--- What is required ---
In the records below, write out without any change the lines from the one containing "hotkey-list-button[interactable]: 快捷键大全 <box>348" through the one containing "dialog-title: 提示 <box>201 126 220 136</box>", including both of those lines.
##########
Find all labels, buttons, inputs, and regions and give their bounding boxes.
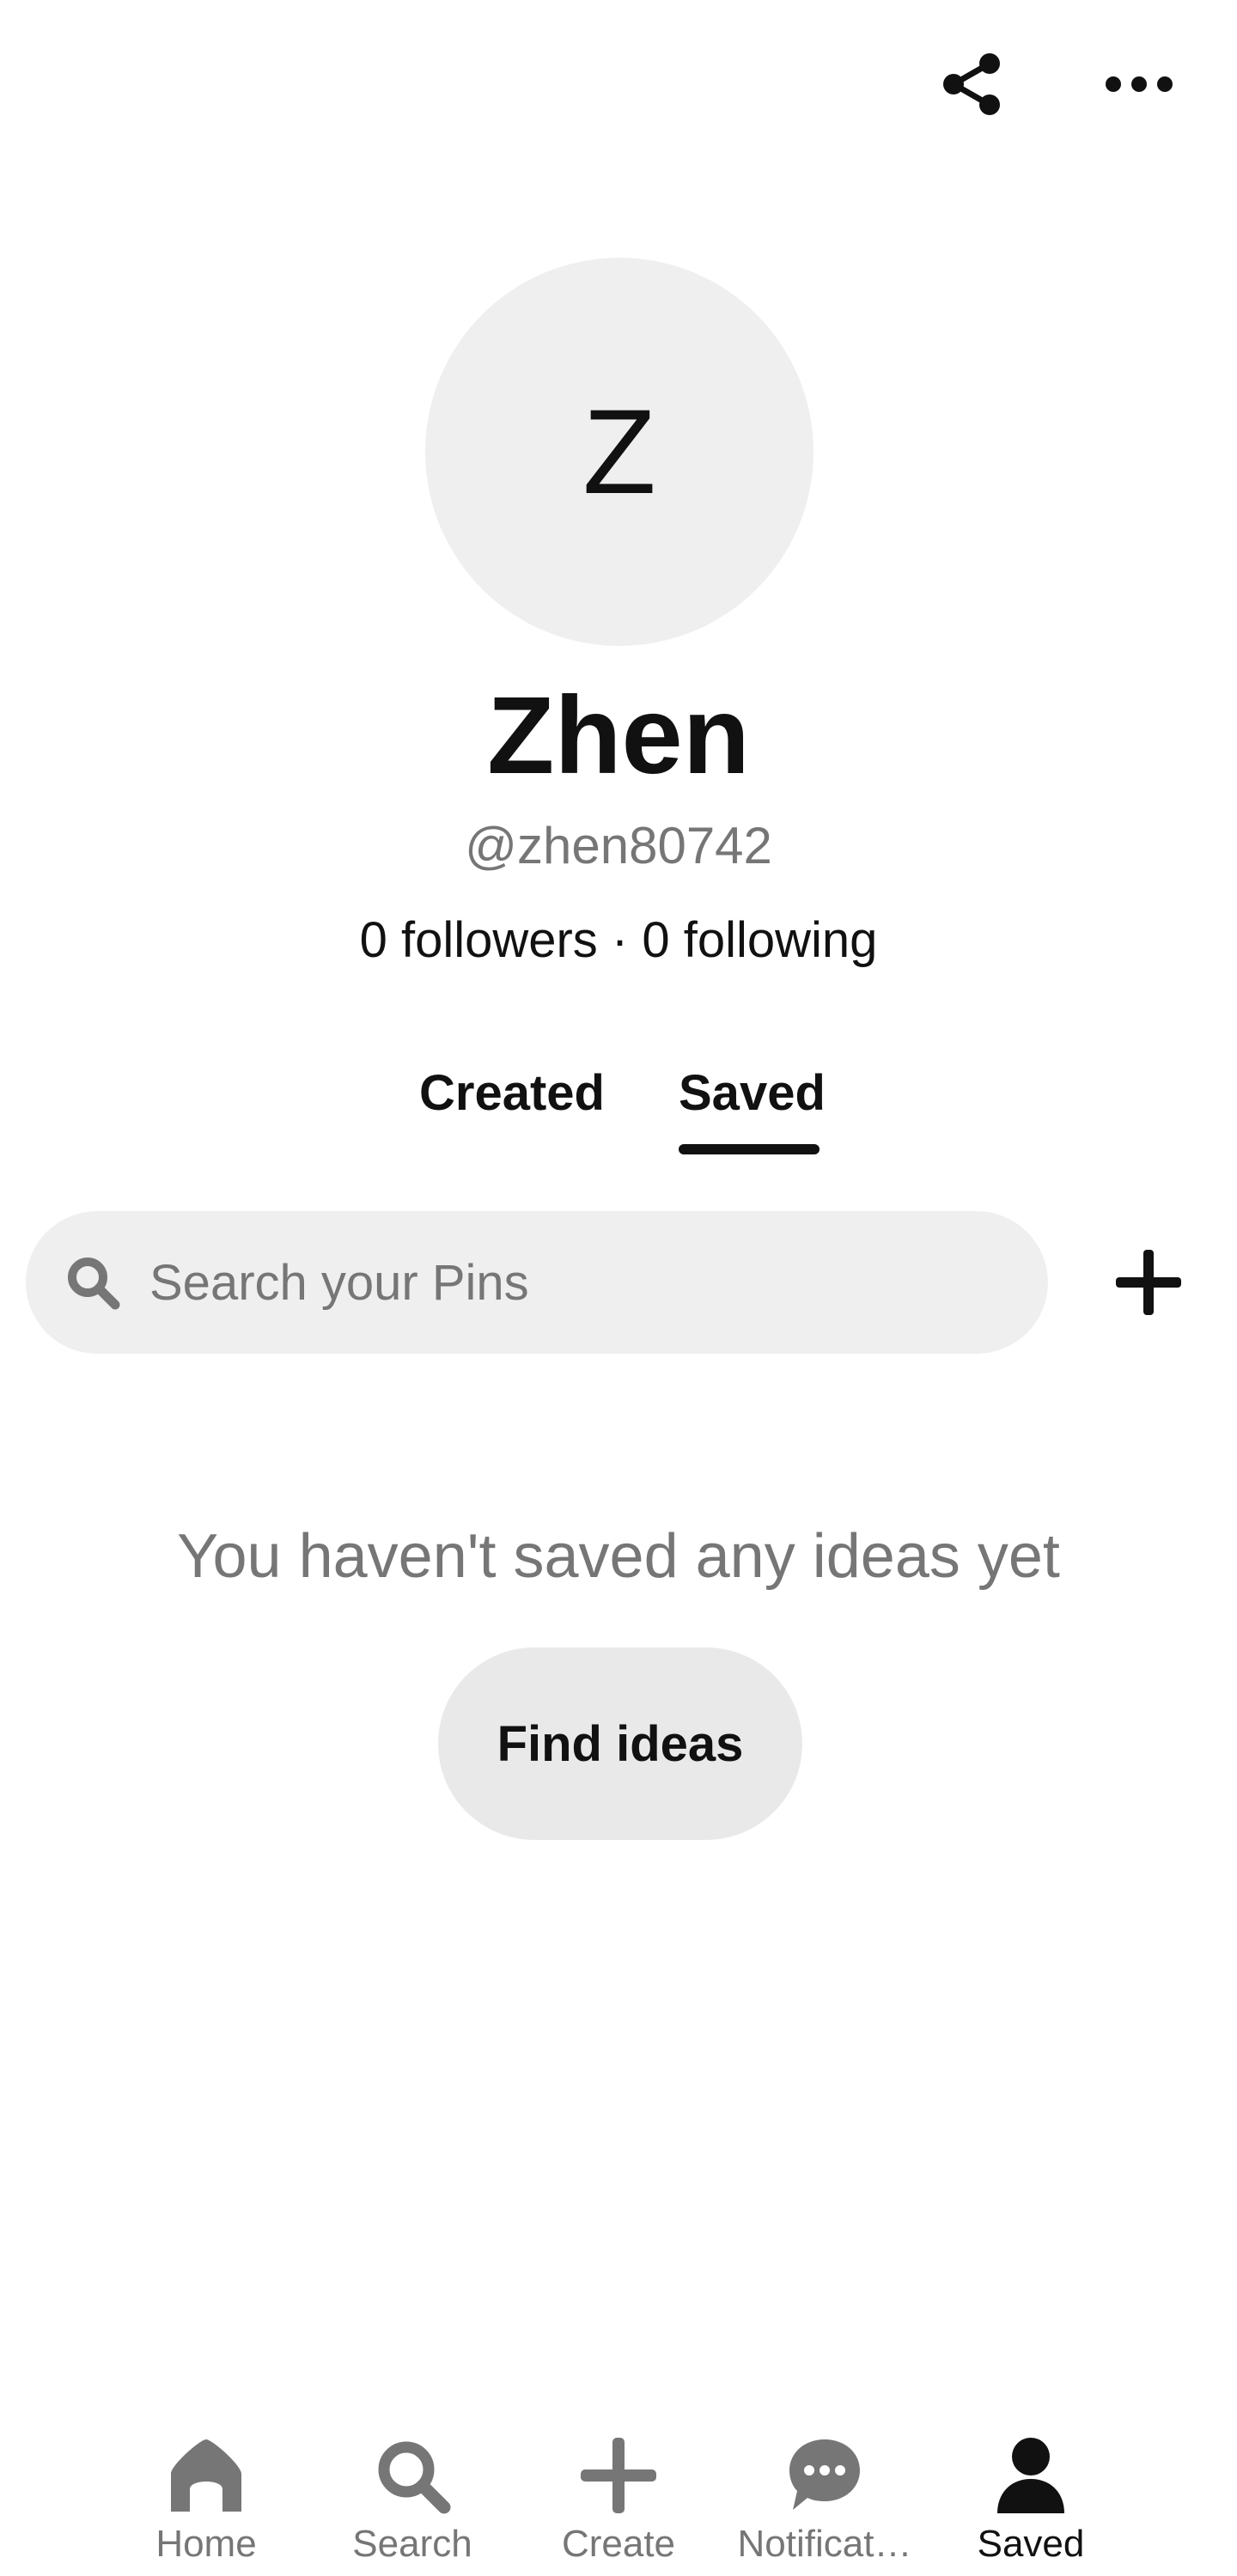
share-button[interactable] <box>929 41 1015 127</box>
profile-name: Zhen <box>487 674 750 797</box>
profile-handle: @zhen80742 <box>465 817 772 874</box>
nav-item-saved[interactable]: Saved <box>928 2421 1134 2576</box>
nav-item-search[interactable]: Search <box>309 2421 515 2576</box>
nav-label-home: Home <box>155 2523 257 2565</box>
empty-state-message: You haven't saved any ideas yet <box>177 1522 1060 1591</box>
active-tab-indicator <box>679 1144 820 1154</box>
nav-label-notifications: Notificat… <box>737 2523 912 2565</box>
search-icon <box>64 1253 122 1312</box>
plus-icon <box>1116 1250 1181 1315</box>
more-options-button[interactable] <box>1096 41 1182 127</box>
ellipsis-icon <box>1106 76 1173 92</box>
tab-created[interactable]: Created <box>419 1063 605 1124</box>
avatar-initial: Z <box>582 384 656 519</box>
search-icon <box>309 2433 515 2518</box>
nav-label-saved: Saved <box>977 2523 1085 2565</box>
nav-item-create[interactable]: Create <box>515 2421 722 2576</box>
add-board-button[interactable] <box>1101 1235 1196 1330</box>
find-ideas-button[interactable]: Find ideas <box>438 1647 802 1840</box>
nav-label-search: Search <box>352 2523 472 2565</box>
person-icon <box>928 2433 1134 2518</box>
home-icon <box>103 2433 309 2518</box>
avatar[interactable]: Z <box>425 258 813 646</box>
search-placeholder: Search your Pins <box>149 1254 529 1311</box>
share-icon <box>943 53 1000 115</box>
nav-item-home[interactable]: Home <box>103 2421 309 2576</box>
search-input[interactable]: Search your Pins <box>26 1211 1048 1354</box>
chat-bubble-icon <box>722 2433 928 2518</box>
nav-label-create: Create <box>561 2523 676 2565</box>
plus-icon <box>515 2433 722 2518</box>
follow-stats[interactable]: 0 followers · 0 following <box>0 910 1237 971</box>
nav-item-notifications[interactable]: Notificat… <box>722 2421 928 2576</box>
tab-saved[interactable]: Saved <box>679 1063 826 1124</box>
bottom-navigation: Home Search Create Notificat… Saved <box>0 2421 1237 2576</box>
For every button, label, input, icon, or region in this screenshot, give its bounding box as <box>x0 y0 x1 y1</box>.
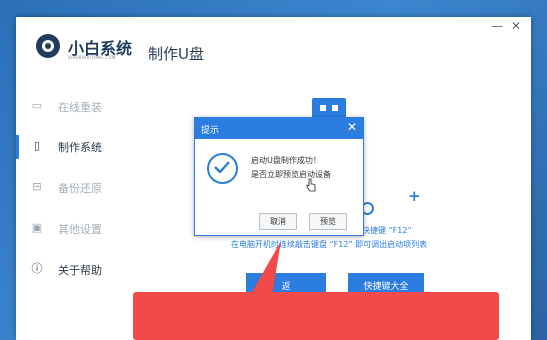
hotkey-list-button[interactable]: 快捷键大全 <box>348 273 424 301</box>
prompt-dialog: 提示 ✕ 启动U盘制作成功！ 是否立即预览启动设备 取消 预览 <box>194 117 364 236</box>
settings-icon: ▣ <box>31 221 43 234</box>
cancel-button[interactable]: 取消 <box>259 213 297 230</box>
usb-drive-icon: ▯ <box>33 139 41 152</box>
backup-icon: ⊟ <box>32 180 42 193</box>
dialog-message-line2: 是否立即预览启动设备 <box>251 170 331 179</box>
sidebar-item-online-reinstall[interactable]: ▭ 在线重装 <box>16 87 134 127</box>
sidebar-item-label: 备份还原 <box>58 182 102 195</box>
sidebar-item-label: 其他设置 <box>58 223 102 236</box>
boot-menu-hint: 在电脑开机时连续敲击键盘 “F12” 即可调出启动项列表 <box>231 240 428 249</box>
sidebar-item-about-help[interactable]: ⓘ 关于帮助 <box>16 250 134 290</box>
hotkey-hint: 快捷键 “F12” <box>362 226 412 235</box>
preview-button[interactable]: 预览 <box>309 213 347 230</box>
minimize-button[interactable]: — <box>490 19 504 33</box>
sidebar: ▭ 在线重装 ▯ 制作系统 ⊟ 备份还原 ▣ 其他设置 ⓘ 关于帮助 <box>16 79 134 340</box>
dialog-header: 提示 ✕ <box>195 118 363 139</box>
dialog-close-button[interactable]: ✕ <box>347 120 357 134</box>
sidebar-item-other-settings[interactable]: ▣ 其他设置 <box>16 209 134 249</box>
sidebar-item-backup-restore[interactable]: ⊟ 备份还原 <box>16 168 134 208</box>
hand-cursor-icon <box>306 178 316 192</box>
dialog-title: 提示 <box>201 126 220 136</box>
plus-icon: + <box>408 187 421 205</box>
success-check-icon <box>207 153 238 184</box>
sidebar-item-label: 制作系统 <box>58 141 102 154</box>
brand-url: XIAOBAIXITONG.COM <box>68 55 116 60</box>
page-title: 制作U盘 <box>148 45 204 63</box>
sidebar-item-label: 在线重装 <box>58 101 102 114</box>
close-window-button[interactable]: ✕ <box>509 19 523 33</box>
sidebar-item-label: 关于帮助 <box>58 264 102 277</box>
monitor-icon: ▭ <box>31 99 43 112</box>
back-button[interactable]: 返 <box>246 273 326 301</box>
title-bar: 小白系统 XIAOBAIXITONG.COM 制作U盘 — ✕ <box>16 17 531 79</box>
app-logo-icon <box>36 34 60 58</box>
info-icon: ⓘ <box>31 262 43 275</box>
dialog-message-line1: 启动U盘制作成功！ <box>251 156 321 165</box>
sidebar-item-make-system[interactable]: ▯ 制作系统 <box>16 127 134 167</box>
active-indicator <box>16 135 19 159</box>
##########
--- Reply ---
hotkey-list-button[interactable]: 快捷键大全 <box>348 273 424 301</box>
prompt-dialog: 提示 ✕ 启动U盘制作成功！ 是否立即预览启动设备 取消 预览 <box>194 117 364 236</box>
settings-icon: ▣ <box>31 221 43 234</box>
cancel-button[interactable]: 取消 <box>259 213 297 230</box>
usb-drive-icon: ▯ <box>33 139 41 152</box>
backup-icon: ⊟ <box>32 180 42 193</box>
dialog-message-line2: 是否立即预览启动设备 <box>251 170 331 179</box>
sidebar-item-online-reinstall[interactable]: ▭ 在线重装 <box>16 87 134 127</box>
sidebar-item-label: 备份还原 <box>58 182 102 195</box>
sidebar-item-label: 其他设置 <box>58 223 102 236</box>
boot-menu-hint: 在电脑开机时连续敲击键盘 “F12” 即可调出启动项列表 <box>231 240 428 249</box>
sidebar-item-about-help[interactable]: ⓘ 关于帮助 <box>16 250 134 290</box>
hotkey-hint: 快捷键 “F12” <box>362 226 412 235</box>
preview-button[interactable]: 预览 <box>309 213 347 230</box>
minimize-button[interactable]: — <box>490 19 504 33</box>
sidebar: ▭ 在线重装 ▯ 制作系统 ⊟ 备份还原 ▣ 其他设置 ⓘ 关于帮助 <box>16 79 134 340</box>
dialog-header: 提示 ✕ <box>195 118 363 139</box>
dialog-close-button[interactable]: ✕ <box>347 120 357 134</box>
sidebar-item-other-settings[interactable]: ▣ 其他设置 <box>16 209 134 249</box>
sidebar-item-backup-restore[interactable]: ⊟ 备份还原 <box>16 168 134 208</box>
hand-cursor-icon <box>306 178 316 192</box>
dialog-title: 提示 <box>201 126 220 136</box>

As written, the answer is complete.